(Data records)

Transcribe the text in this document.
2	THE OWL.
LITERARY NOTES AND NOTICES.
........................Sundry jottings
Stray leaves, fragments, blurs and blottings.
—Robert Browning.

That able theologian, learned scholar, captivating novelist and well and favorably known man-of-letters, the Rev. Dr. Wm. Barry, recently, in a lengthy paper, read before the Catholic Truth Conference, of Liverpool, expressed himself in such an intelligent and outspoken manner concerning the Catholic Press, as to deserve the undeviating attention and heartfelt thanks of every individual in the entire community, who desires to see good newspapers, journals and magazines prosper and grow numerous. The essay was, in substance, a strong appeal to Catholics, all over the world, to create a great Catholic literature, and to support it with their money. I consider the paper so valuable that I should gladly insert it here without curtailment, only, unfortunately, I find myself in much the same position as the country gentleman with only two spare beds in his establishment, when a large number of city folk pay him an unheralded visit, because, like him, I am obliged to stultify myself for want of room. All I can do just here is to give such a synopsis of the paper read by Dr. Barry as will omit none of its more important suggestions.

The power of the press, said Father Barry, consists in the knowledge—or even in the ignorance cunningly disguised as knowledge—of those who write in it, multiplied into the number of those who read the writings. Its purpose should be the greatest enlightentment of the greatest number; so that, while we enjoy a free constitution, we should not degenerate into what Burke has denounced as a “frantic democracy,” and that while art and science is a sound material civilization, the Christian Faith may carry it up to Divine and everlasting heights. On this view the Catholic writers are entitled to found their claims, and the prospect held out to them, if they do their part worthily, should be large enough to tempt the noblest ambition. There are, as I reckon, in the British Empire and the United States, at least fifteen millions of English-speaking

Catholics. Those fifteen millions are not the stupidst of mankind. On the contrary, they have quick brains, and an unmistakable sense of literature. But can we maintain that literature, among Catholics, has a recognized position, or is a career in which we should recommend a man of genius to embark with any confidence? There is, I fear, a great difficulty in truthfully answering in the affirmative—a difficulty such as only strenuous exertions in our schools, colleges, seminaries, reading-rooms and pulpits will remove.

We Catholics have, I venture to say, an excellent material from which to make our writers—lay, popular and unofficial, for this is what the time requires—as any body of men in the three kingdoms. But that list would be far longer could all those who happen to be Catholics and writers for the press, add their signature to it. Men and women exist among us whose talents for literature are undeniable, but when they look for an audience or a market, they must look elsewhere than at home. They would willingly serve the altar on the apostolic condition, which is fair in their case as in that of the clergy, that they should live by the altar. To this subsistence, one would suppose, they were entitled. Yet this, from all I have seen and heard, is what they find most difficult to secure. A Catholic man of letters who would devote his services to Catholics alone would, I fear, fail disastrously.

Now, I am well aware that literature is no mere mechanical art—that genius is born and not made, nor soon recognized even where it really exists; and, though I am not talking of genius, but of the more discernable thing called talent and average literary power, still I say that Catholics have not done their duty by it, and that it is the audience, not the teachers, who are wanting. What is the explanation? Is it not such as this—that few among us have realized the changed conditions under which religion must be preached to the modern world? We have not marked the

> _OBJECTIVE_
In the records above, how many lines include "must"? Give that number and nothing more.

> _SOLVED PROBLEM_
2